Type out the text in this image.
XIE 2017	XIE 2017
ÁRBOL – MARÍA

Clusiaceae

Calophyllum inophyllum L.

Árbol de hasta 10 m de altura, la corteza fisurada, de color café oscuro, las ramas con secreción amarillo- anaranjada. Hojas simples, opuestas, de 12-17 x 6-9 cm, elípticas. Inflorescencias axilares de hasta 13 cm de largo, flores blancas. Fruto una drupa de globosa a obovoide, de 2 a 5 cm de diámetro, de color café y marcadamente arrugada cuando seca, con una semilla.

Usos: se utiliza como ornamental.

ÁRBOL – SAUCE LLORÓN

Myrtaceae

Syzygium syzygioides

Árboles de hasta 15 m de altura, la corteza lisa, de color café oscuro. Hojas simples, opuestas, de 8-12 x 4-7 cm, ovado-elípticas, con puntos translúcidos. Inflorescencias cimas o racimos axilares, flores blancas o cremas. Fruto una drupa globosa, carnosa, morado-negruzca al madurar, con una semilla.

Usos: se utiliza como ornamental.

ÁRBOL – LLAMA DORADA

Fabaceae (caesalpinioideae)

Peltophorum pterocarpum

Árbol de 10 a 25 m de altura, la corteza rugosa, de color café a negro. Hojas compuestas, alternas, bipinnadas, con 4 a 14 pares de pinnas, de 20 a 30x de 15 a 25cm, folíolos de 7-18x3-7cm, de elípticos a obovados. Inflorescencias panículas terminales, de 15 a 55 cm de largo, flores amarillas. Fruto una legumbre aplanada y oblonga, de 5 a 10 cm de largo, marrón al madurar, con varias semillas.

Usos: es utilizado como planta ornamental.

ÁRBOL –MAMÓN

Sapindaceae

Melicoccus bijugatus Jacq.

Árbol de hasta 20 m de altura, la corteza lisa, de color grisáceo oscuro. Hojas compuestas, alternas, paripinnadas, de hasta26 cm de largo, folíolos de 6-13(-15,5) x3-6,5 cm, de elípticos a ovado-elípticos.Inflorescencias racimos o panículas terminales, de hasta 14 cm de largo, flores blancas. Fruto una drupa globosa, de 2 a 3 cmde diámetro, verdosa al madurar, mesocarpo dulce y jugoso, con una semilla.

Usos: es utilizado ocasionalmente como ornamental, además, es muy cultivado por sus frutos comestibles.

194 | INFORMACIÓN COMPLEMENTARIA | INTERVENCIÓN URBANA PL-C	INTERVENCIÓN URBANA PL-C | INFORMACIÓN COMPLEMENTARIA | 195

» **Objective**
Reproduce the records in full, exactly as written.

» **Response to the exercise**
Type out the text in this image.
XIE 2017	XIE 2017
ÁRBOL – MARÍA

Clusiaceae

Calophyllum inophyllum L.

Árbol de hasta 10 m de altura, la corteza fisurada, de color café oscuro, las ramas con secreción amarillo- anaranjada. Hojas simples, opuestas, de 12-17 x 6-9 cm, elípticas. Inflorescencias axilares de hasta 13 cm de largo, flores blancas. Fruto una drupa de globosa a obovoide, de 2 a 5 cm de diámetro, de color café y marcadamente arrugada cuando seca, con una semilla.

Usos: se utiliza como ornamental.

ÁRBOL – SAUCE LLORÓN

Myrtaceae

Syzygium syzygioides

Árboles de hasta 15 m de altura, la corteza lisa, de color café oscuro. Hojas simples, opuestas, de 8-12 x 4-7 cm, ovado-elípticas, con puntos translúcidos. Inflorescencias cimas o racimos axilares, flores blancas o cremas. Fruto una drupa globosa, carnosa, morado-negruzca al madurar, con una semilla.

Usos: se utiliza como ornamental.

ÁRBOL – LLAMA DORADA

Fabaceae (caesalpinioideae)

Peltophorum pterocarpum

Árbol de 10 a 25 m de altura, la corteza rugosa, de color café a negro. Hojas compuestas, alternas, bipinnadas, con 4 a 14 pares de pinnas, de 20 a 30x de 15 a 25cm, folíolos de 7-18x3-7cm, de elípticos a obovados. Inflorescencias panículas terminales, de 15 a 55 cm de largo, flores amarillas. Fruto una legumbre aplanada y oblonga, de 5 a 10 cm de largo, marrón al madurar, con varias semillas.

Usos: es utilizado como planta ornamental.

ÁRBOL –MAMÓN

Sapindaceae

Melicoccus bijugatus Jacq.

Árbol de hasta 20 m de altura, la corteza lisa, de color grisáceo oscuro. Hojas compuestas, alternas, paripinnadas, de hasta26 cm de largo, folíolos de 6-13(-15,5) x3-6,5 cm, de elípticos a ovado-elípticos.Inflorescencias racimos o panículas terminales, de hasta 14 cm de largo, flores blancas. Fruto una drupa globosa, de 2 a 3 cmde diámetro, verdosa al madurar, mesocarpo dulce y jugoso, con una semilla.

Usos: es utilizado ocasionalmente como ornamental, además, es muy cultivado por sus frutos comestibles.

194 | INFORMACIÓN COMPLEMENTARIA | INTERVENCIÓN URBANA PL-C	INTERVENCIÓN URBANA PL-C | INFORMACIÓN COMPLEMENTARIA | 195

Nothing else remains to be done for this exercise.